--- Begin ---

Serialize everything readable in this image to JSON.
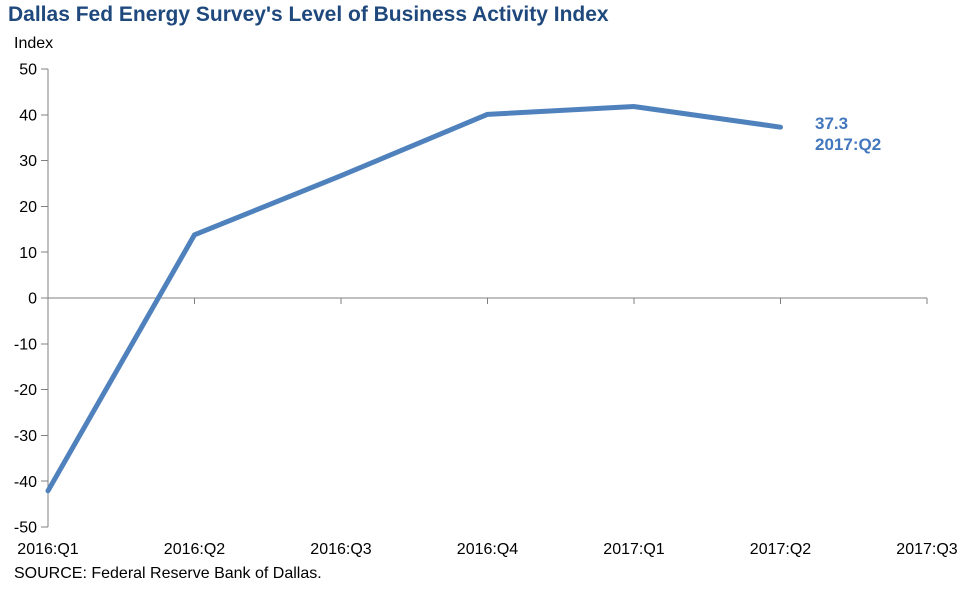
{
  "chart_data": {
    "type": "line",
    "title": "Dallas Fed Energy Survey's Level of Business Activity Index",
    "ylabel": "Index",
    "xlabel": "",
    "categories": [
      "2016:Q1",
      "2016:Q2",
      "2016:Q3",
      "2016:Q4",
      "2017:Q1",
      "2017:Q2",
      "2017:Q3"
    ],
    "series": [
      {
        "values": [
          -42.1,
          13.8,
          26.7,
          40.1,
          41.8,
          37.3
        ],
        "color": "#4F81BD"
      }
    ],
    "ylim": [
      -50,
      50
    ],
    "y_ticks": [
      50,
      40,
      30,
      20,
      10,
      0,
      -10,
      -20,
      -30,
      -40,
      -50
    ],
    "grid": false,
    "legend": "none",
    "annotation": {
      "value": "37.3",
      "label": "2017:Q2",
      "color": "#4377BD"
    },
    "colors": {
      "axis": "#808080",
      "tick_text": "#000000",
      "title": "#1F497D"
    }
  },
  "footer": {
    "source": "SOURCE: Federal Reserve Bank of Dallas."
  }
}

--- End ---
--- Begin ---

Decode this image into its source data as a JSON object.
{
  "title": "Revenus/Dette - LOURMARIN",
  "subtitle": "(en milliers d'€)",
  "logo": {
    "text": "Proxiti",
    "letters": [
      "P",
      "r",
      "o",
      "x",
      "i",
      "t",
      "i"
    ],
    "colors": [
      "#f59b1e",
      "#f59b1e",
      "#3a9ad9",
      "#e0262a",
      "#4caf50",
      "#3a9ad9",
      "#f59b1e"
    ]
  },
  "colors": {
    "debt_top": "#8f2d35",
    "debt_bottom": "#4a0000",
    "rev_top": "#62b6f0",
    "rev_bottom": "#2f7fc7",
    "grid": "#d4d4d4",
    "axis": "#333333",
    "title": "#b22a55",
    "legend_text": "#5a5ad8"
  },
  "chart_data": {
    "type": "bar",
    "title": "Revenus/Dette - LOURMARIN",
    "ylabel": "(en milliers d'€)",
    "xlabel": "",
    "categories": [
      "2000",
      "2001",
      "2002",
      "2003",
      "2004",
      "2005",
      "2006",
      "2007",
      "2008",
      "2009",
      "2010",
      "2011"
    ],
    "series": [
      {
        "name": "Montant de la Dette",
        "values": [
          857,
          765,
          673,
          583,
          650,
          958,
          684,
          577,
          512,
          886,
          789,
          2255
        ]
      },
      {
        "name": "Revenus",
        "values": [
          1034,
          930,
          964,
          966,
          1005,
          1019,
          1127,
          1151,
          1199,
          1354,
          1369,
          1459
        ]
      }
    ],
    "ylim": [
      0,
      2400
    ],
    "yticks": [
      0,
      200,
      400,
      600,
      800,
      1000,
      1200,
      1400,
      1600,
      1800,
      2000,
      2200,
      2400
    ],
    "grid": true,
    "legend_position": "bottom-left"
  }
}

--- End ---

What you should do: Give the number of lines in the data that contain "LOURMARIN", with no other words.

Task answer: 2